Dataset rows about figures
-=-=-=-=-

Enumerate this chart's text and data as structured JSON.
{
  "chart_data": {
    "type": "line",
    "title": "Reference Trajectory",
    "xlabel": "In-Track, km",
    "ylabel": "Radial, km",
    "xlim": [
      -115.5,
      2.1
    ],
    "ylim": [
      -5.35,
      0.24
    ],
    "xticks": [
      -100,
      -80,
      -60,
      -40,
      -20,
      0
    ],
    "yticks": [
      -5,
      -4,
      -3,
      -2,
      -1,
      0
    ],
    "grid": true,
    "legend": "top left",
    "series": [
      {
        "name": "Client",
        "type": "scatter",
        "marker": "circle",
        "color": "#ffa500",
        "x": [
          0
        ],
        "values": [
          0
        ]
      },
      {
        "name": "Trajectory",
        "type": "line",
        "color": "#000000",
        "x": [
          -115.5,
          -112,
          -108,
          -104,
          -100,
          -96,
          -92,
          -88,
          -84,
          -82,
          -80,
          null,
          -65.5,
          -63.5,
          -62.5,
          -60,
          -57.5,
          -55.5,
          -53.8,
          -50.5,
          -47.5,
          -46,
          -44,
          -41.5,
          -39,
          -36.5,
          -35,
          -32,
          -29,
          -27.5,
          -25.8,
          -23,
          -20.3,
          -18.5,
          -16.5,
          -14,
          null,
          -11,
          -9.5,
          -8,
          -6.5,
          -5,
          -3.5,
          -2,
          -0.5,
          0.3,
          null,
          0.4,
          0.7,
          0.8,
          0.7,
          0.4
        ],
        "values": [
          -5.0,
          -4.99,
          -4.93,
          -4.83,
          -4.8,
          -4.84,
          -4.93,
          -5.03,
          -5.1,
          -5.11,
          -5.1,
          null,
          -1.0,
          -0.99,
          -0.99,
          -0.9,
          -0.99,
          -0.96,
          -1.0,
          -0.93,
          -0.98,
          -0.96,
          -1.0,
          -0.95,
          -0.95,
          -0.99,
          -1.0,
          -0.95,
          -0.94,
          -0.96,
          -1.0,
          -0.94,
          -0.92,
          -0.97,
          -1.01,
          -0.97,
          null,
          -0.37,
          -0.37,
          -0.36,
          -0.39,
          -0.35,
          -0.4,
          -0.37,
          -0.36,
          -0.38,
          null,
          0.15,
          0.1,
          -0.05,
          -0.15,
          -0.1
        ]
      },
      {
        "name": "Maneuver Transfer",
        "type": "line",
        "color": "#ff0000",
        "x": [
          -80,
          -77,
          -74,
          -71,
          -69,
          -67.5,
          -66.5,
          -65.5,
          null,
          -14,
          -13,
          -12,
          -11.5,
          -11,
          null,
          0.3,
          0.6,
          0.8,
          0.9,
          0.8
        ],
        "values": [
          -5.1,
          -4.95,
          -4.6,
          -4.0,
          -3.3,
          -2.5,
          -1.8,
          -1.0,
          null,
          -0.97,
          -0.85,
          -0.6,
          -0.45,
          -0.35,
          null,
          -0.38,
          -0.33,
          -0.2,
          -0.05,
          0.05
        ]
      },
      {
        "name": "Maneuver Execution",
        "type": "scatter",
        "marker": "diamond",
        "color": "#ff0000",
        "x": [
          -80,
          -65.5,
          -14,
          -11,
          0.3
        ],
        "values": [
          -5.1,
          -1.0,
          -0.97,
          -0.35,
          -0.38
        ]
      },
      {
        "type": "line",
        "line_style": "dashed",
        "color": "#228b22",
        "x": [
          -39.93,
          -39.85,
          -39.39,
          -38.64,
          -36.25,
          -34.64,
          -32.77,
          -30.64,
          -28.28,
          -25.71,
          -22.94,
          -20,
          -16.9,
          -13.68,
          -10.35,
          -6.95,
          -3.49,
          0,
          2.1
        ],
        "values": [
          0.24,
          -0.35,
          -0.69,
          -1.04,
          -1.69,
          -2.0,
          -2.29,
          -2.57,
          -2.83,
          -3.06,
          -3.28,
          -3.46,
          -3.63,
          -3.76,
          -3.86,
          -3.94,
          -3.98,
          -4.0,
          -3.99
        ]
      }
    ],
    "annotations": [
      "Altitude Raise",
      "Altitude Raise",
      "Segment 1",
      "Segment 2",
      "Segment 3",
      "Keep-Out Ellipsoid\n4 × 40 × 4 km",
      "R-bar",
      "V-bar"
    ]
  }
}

-=-=-=-=-

> **Given problem**: Read the entries and show each line that mentions "Maneuver".

> **The answer**:
        "name": "Maneuver Transfer",
        "name": "Maneuver Execution",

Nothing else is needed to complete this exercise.